WORK INSTRUCTIONS: Return all entries precisely as they stand, without the images.

====== EXTRACTED MATERIAL

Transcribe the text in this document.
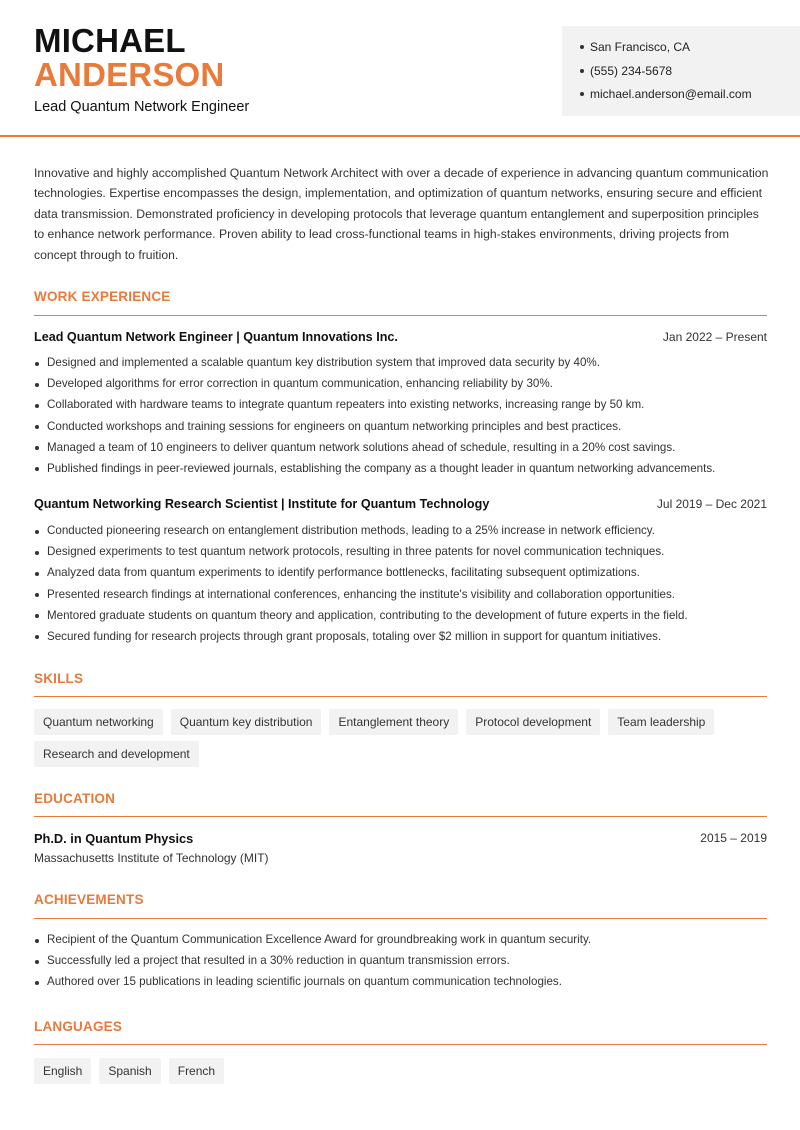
MICHAEL
ANDERSON
Lead Quantum Network Engineer
San Francisco, CA
(555) 234-5678
michael.anderson@email.com

Innovative and highly accomplished Quantum Network Architect with over a decade of experience in advancing quantum communication technologies. Expertise encompasses the design, implementation, and optimization of quantum networks, ensuring secure and efficient data transmission. Demonstrated proficiency in developing protocols that leverage quantum entanglement and superposition principles to enhance network performance. Proven ability to lead cross-functional teams in high-stakes environments, driving projects from concept through to fruition.

WORK EXPERIENCE
Lead Quantum Network Engineer | Quantum Innovations Inc.	Jan 2022 – Present
Designed and implemented a scalable quantum key distribution system that improved data security by 40%.
Developed algorithms for error correction in quantum communication, enhancing reliability by 30%.
Collaborated with hardware teams to integrate quantum repeaters into existing networks, increasing range by 50 km.
Conducted workshops and training sessions for engineers on quantum networking principles and best practices.
Managed a team of 10 engineers to deliver quantum network solutions ahead of schedule, resulting in a 20% cost savings.
Published findings in peer-reviewed journals, establishing the company as a thought leader in quantum networking advancements.
Quantum Networking Research Scientist | Institute for Quantum Technology	Jul 2019 – Dec 2021
Conducted pioneering research on entanglement distribution methods, leading to a 25% increase in network efficiency.
Designed experiments to test quantum network protocols, resulting in three patents for novel communication techniques.
Analyzed data from quantum experiments to identify performance bottlenecks, facilitating subsequent optimizations.
Presented research findings at international conferences, enhancing the institute's visibility and collaboration opportunities.
Mentored graduate students on quantum theory and application, contributing to the development of future experts in the field.
Secured funding for research projects through grant proposals, totaling over $2 million in support for quantum initiatives.
SKILLS
Quantum networking	Quantum key distribution	Entanglement theory	Protocol development	Team leadership
Research and development
EDUCATION
Ph.D. in Quantum Physics	2015 – 2019
Massachusetts Institute of Technology (MIT)
ACHIEVEMENTS
Recipient of the Quantum Communication Excellence Award for groundbreaking work in quantum security.
Successfully led a project that resulted in a 30% reduction in quantum transmission errors.
Authored over 15 publications in leading scientific journals on quantum communication technologies.
LANGUAGES
English	Spanish	French
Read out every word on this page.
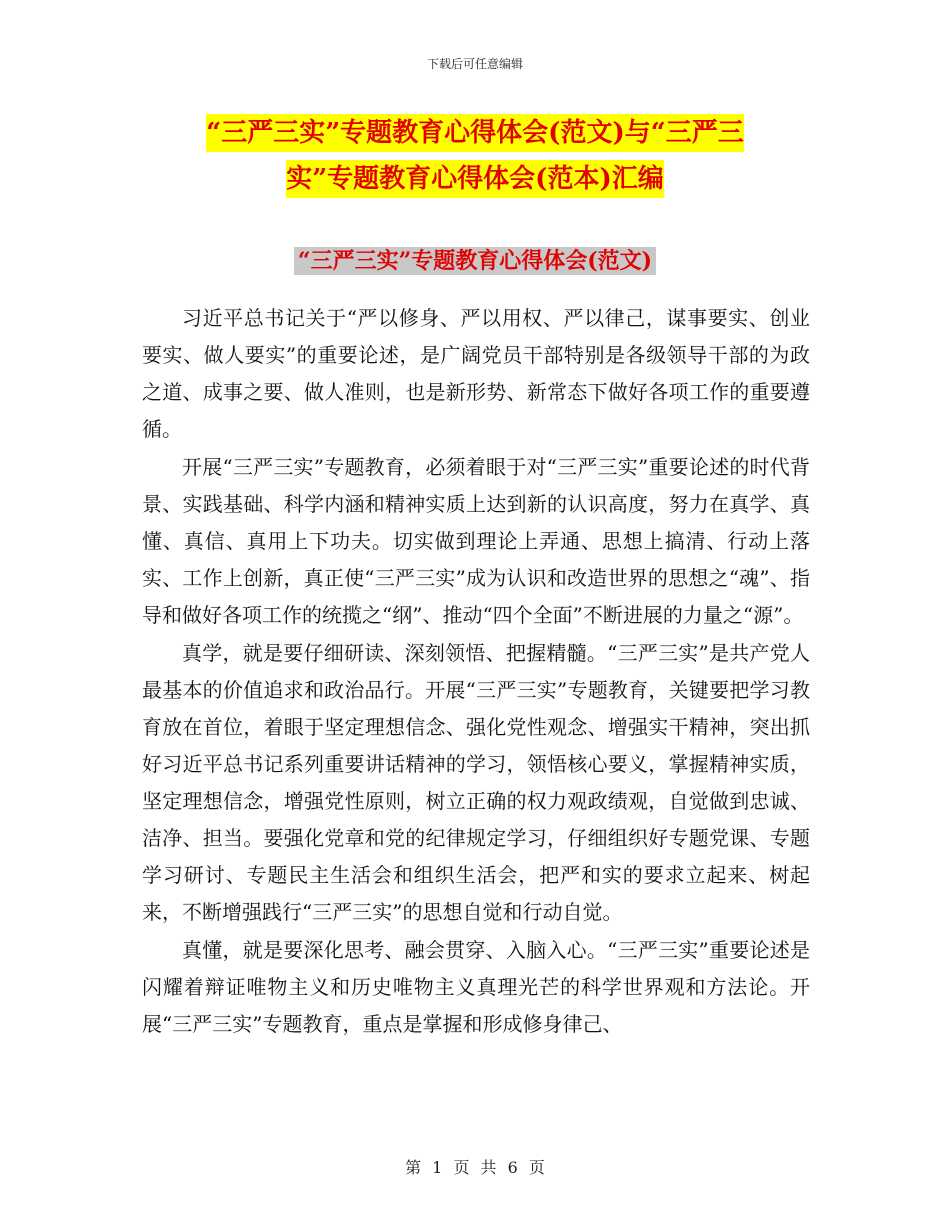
下载后可任意编辑
“三严三实”专题教育心得体会(范文)与“三严三
实”专题教育心得体会(范本)汇编
“三严三实”专题教育心得体会(范文)

习近平总书记关于“严以修身、严以用权、严以律己，谋事要实、创业要实、做人要实”的重要论述，是广阔党员干部特别是各级领导干部的为政之道、成事之要、做人准则，也是新形势、新常态下做好各项工作的重要遵循。

开展“三严三实”专题教育，必须着眼于对“三严三实”重要论述的时代背景、实践基础、科学内涵和精神实质上达到新的认识高度，努力在真学、真懂、真信、真用上下功夫。切实做到理论上弄通、思想上搞清、行动上落实、工作上创新，真正使“三严三实”成为认识和改造世界的思想之“魂”、指导和做好各项工作的统揽之“纲”、推动“四个全面”不断进展的力量之“源”。

真学，就是要仔细研读、深刻领悟、把握精髓。“三严三实”是共产党人最基本的价值追求和政治品行。开展“三严三实”专题教育，关键要把学习教育放在首位，着眼于坚定理想信念、强化党性观念、增强实干精神，突出抓好习近平总书记系列重要讲话精神的学习，领悟核心要义，掌握精神实质，坚定理想信念，增强党性原则，树立正确的权力观政绩观，自觉做到忠诚、洁净、担当。要强化党章和党的纪律规定学习，仔细组织好专题党课、专题学习研讨、专题民主生活会和组织生活会，把严和实的要求立起来、树起来，不断增强践行“三严三实”的思想自觉和行动自觉。

真懂，就是要深化思考、融会贯穿、入脑入心。“三严三实”重要论述是闪耀着辩证唯物主义和历史唯物主义真理光芒的科学世界观和方法论。开展“三严三实”专题教育，重点是掌握和形成修身律己、

第 1 页 共 6 页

============

EXERCISE RESULT:
Transcribe the text in this document.
MICHAEL
ANDERSON
Lead Quantum Network Engineer
San Francisco, CA
(555) 234-5678
michael.anderson@email.com

Innovative and highly accomplished Quantum Network Architect with over a decade of experience in advancing quantum communication technologies. Expertise encompasses the design, implementation, and optimization of quantum networks, ensuring secure and efficient data transmission. Demonstrated proficiency in developing protocols that leverage quantum entanglement and superposition principles to enhance network performance. Proven ability to lead cross-functional teams in high-stakes environments, driving projects from concept through to fruition.

WORK EXPERIENCE
Lead Quantum Network Engineer | Quantum Innovations Inc.	Jan 2022 – Present
Designed and implemented a scalable quantum key distribution system that improved data security by 40%.
Developed algorithms for error correction in quantum communication, enhancing reliability by 30%.
Collaborated with hardware teams to integrate quantum repeaters into existing networks, increasing range by 50 km.
Conducted workshops and training sessions for engineers on quantum networking principles and best practices.
Managed a team of 10 engineers to deliver quantum network solutions ahead of schedule, resulting in a 20% cost savings.
Published findings in peer-reviewed journals, establishing the company as a thought leader in quantum networking advancements.
Quantum Networking Research Scientist | Institute for Quantum Technology	Jul 2019 – Dec 2021
Conducted pioneering research on entanglement distribution methods, leading to a 25% increase in network efficiency.
Designed experiments to test quantum network protocols, resulting in three patents for novel communication techniques.
Analyzed data from quantum experiments to identify performance bottlenecks, facilitating subsequent optimizations.
Presented research findings at international conferences, enhancing the institute's visibility and collaboration opportunities.
Mentored graduate students on quantum theory and application, contributing to the development of future experts in the field.
Secured funding for research projects through grant proposals, totaling over $2 million in support for quantum initiatives.
SKILLS
Quantum networking	Quantum key distribution	Entanglement theory	Protocol development	Team leadership
Research and development
EDUCATION
Ph.D. in Quantum Physics	2015 – 2019
Massachusetts Institute of Technology (MIT)
ACHIEVEMENTS
Recipient of the Quantum Communication Excellence Award for groundbreaking work in quantum security.
Successfully led a project that resulted in a 30% reduction in quantum transmission errors.
Authored over 15 publications in leading scientific journals on quantum communication technologies.
LANGUAGES
English	Spanish	French
Read out every word on this page.
下载后可任意编辑
“三严三实”专题教育心得体会(范文)与“三严三
实”专题教育心得体会(范本)汇编
“三严三实”专题教育心得体会(范文)

习近平总书记关于“严以修身、严以用权、严以律己，谋事要实、创业要实、做人要实”的重要论述，是广阔党员干部特别是各级领导干部的为政之道、成事之要、做人准则，也是新形势、新常态下做好各项工作的重要遵循。

开展“三严三实”专题教育，必须着眼于对“三严三实”重要论述的时代背景、实践基础、科学内涵和精神实质上达到新的认识高度，努力在真学、真懂、真信、真用上下功夫。切实做到理论上弄通、思想上搞清、行动上落实、工作上创新，真正使“三严三实”成为认识和改造世界的思想之“魂”、指导和做好各项工作的统揽之“纲”、推动“四个全面”不断进展的力量之“源”。

真学，就是要仔细研读、深刻领悟、把握精髓。“三严三实”是共产党人最基本的价值追求和政治品行。开展“三严三实”专题教育，关键要把学习教育放在首位，着眼于坚定理想信念、强化党性观念、增强实干精神，突出抓好习近平总书记系列重要讲话精神的学习，领悟核心要义，掌握精神实质，坚定理想信念，增强党性原则，树立正确的权力观政绩观，自觉做到忠诚、洁净、担当。要强化党章和党的纪律规定学习，仔细组织好专题党课、专题学习研讨、专题民主生活会和组织生活会，把严和实的要求立起来、树起来，不断增强践行“三严三实”的思想自觉和行动自觉。

真懂，就是要深化思考、融会贯穿、入脑入心。“三严三实”重要论述是闪耀着辩证唯物主义和历史唯物主义真理光芒的科学世界观和方法论。开展“三严三实”专题教育，重点是掌握和形成修身律己、

第 1 页 共 6 页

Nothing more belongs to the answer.